Lamenting the loss of the paper boarding pass

Being a tech geek, I suppose I should wildly cheer the completely unsurprising news that paper boarding passes at airports will soon be a thing of the past, and everyone will be ushered into the glorious new era of all-electronic boarding passes on our phones, in our electronic wallets and in our airline apps.

But there's a part of me that isn't cheering this news at all. I actually like paper boarding passes.

For starters, paper boarding passes almost always scan the first time at security and at the boarding gate. I can't tell you the number of times I've been in an airport security line and someone spends 30 seconds fiddling with the brightness screen on their smart phone so that their electronic boarding pass will scan.

Or that one time I saw a person try to repeatedly scan their boarding pass at security on their Apple Watch for what seemed like five hours (I'm sure it was 20 seconds, but it was 20 excruciating seconds) before the individual actually took off the watch to re-position it for the scanner and trying again. They succeeded. Finally. I vividly remember promising myself, "I will never be that person."

I've also encountered issues before trying to check in online in the US or overseas, necessitating me having to go to a check-in counter at an airport, where they dutifully print me a paper boarding pass anyway.

Not to mention that I have never been comfortable having security scan my iPhone for the boarding pass and then dropping my iPhone loose in the security bin to go through the X-ray gizmo. When I go through security, my iPhone is always securely tucked away in a deep zippered pocket of my carry-on or backpack.

Now maybe if electronic boarding passes evolved to being more like Apple Pay and I don't need to "scan" so much as just "put my phone near the security reader" and have my boarding pass authorized... that would be an improvement. But as of right now? I'll print out a boarding pass every day of the week, and then load the e-version on my iPhone purely as a backup.

There's another advantage to a paper boarding pass - they make great bookmarks for paperback books, while reading on the plane or at the pool.

Oh, yes, I still read paperbacks on vacation.

▶ _DATA LISTING_
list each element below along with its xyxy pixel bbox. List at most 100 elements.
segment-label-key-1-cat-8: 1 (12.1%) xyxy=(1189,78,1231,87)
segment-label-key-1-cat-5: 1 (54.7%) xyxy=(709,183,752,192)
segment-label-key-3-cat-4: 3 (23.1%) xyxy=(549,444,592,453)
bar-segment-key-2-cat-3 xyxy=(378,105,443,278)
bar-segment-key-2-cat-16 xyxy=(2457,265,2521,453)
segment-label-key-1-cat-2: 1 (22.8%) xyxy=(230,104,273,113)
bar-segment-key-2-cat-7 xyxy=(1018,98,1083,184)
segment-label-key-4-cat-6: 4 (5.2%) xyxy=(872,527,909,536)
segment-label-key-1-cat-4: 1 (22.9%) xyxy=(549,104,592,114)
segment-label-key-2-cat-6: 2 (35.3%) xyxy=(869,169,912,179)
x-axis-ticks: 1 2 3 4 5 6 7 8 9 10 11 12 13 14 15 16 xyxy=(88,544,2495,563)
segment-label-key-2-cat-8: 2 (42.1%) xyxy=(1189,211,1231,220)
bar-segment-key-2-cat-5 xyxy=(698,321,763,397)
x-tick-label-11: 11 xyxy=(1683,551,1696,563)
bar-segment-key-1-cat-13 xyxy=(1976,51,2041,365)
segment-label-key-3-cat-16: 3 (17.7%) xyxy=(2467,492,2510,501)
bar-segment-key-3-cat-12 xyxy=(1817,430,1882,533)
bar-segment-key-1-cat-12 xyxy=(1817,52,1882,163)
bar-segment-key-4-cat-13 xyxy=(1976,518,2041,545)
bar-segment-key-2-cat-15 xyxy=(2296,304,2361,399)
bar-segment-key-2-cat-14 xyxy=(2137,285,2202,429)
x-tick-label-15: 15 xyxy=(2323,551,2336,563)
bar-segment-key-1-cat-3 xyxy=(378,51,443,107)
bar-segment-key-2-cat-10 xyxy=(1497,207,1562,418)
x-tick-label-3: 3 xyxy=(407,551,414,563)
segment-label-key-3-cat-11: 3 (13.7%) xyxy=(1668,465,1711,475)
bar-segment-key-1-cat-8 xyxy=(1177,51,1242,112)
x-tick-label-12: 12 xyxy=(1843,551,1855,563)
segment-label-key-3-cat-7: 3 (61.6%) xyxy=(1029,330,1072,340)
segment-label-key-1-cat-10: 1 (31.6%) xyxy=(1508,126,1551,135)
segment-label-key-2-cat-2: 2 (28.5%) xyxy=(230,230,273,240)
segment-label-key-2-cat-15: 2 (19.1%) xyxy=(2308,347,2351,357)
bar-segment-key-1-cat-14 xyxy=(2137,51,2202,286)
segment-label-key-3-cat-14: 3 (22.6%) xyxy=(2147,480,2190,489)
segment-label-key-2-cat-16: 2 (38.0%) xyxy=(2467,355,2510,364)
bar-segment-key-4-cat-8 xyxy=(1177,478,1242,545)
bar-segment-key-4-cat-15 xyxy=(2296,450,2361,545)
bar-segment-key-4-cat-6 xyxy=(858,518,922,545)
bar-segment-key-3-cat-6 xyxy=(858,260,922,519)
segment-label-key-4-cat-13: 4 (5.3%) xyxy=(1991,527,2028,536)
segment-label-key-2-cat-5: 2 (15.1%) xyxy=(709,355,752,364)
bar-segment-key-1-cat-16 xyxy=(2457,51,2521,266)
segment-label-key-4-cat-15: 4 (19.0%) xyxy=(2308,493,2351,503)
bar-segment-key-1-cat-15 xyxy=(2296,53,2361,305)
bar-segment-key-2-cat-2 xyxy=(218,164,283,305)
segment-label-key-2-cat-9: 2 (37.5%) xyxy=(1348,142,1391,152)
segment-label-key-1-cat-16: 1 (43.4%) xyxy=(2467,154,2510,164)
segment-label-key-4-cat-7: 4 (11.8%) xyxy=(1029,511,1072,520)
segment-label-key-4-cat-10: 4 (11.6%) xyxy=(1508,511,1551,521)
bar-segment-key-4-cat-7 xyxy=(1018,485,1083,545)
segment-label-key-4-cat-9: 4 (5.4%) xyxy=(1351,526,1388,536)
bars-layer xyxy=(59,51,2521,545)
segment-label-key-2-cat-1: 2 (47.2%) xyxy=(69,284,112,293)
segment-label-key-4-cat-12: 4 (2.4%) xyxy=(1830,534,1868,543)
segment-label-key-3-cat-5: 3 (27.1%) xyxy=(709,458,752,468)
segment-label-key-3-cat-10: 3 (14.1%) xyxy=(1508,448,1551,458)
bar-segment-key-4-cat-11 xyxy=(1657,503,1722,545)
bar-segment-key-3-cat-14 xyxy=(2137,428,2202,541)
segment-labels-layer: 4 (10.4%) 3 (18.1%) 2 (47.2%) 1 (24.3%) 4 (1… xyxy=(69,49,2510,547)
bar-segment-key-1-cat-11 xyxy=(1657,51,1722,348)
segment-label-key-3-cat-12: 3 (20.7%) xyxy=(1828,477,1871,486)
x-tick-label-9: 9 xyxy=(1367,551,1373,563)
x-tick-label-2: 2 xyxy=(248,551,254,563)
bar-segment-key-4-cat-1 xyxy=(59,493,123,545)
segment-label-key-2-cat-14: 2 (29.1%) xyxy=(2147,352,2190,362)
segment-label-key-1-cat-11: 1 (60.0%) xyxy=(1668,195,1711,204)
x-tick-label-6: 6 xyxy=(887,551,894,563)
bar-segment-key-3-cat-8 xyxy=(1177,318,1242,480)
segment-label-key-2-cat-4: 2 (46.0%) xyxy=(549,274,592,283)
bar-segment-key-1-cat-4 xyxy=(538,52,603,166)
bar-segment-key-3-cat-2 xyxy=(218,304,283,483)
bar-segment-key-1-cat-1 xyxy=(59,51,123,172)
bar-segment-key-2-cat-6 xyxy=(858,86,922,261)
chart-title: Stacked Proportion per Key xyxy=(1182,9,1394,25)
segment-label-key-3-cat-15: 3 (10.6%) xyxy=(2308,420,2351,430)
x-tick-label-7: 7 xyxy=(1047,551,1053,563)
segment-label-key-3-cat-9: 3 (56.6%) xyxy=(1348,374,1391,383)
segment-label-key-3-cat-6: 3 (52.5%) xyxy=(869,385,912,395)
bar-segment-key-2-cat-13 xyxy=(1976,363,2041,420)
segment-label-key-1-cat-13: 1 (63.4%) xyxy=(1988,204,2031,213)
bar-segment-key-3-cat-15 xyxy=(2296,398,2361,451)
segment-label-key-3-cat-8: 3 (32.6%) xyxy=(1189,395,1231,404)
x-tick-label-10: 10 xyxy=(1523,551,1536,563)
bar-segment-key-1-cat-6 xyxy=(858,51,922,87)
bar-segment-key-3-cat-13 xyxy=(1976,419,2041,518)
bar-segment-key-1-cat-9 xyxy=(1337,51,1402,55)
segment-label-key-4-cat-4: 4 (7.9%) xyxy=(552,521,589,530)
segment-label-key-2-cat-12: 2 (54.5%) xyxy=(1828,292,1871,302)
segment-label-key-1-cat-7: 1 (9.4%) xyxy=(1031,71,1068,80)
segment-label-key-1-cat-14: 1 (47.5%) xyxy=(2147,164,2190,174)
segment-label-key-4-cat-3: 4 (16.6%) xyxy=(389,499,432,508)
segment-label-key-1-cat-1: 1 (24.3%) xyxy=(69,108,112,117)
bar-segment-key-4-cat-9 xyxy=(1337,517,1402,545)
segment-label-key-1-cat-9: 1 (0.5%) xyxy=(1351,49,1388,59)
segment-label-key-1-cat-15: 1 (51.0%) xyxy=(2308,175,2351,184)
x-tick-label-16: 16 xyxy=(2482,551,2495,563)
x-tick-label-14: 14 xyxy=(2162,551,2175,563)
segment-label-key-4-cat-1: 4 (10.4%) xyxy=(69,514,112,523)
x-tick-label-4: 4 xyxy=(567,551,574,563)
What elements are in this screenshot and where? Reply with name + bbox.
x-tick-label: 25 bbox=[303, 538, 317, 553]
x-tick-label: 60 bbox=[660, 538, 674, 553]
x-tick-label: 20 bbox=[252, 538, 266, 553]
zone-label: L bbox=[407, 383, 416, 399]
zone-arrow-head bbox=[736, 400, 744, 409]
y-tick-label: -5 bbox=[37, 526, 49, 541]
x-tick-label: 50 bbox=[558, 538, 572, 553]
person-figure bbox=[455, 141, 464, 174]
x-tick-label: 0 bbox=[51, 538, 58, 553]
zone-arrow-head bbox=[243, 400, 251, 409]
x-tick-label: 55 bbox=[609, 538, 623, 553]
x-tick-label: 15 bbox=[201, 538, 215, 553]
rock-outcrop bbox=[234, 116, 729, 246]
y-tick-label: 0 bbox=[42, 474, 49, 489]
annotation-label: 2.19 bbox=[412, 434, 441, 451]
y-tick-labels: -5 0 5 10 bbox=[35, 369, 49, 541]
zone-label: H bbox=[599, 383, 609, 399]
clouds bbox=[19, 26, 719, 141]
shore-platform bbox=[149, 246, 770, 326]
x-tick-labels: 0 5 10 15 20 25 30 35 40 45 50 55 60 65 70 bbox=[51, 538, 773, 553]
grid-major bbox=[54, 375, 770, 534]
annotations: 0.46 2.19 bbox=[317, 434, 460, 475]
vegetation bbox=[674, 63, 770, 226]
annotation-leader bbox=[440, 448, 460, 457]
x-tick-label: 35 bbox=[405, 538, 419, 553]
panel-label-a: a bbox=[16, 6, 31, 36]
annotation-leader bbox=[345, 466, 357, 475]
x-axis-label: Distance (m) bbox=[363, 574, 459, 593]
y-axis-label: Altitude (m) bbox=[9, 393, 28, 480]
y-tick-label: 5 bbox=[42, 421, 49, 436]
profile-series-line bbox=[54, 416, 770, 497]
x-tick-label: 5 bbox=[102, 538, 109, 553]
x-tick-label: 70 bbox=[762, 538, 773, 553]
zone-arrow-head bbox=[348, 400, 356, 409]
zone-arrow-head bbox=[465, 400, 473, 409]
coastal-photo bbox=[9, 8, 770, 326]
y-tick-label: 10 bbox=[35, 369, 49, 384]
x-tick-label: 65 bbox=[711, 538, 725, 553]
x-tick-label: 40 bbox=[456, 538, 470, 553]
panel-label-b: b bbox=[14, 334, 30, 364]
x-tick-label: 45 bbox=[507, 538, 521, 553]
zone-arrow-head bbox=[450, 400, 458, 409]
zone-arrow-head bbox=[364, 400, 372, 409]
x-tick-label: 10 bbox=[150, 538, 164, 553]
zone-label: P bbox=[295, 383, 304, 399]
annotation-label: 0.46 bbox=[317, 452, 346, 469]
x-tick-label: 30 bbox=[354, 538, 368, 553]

▶ _WHAT YOU ARE ASKED TO DO_
Summarize the text on paper boarding passes in two sentences.

▶ _EXERCISE RESPONSE_
A self-described tech geek regrets the coming end of paper boarding passes, because paper passes almost always scan the first time while passes on phones and watches often hold up security lines. The writer also dislikes dropping an iPhone loose in the security bin and will keep printing passes, with the electronic version only as a backup, unless a tap-style system like Apple Pay appears; paper passes also make good bookmarks for paperbacks.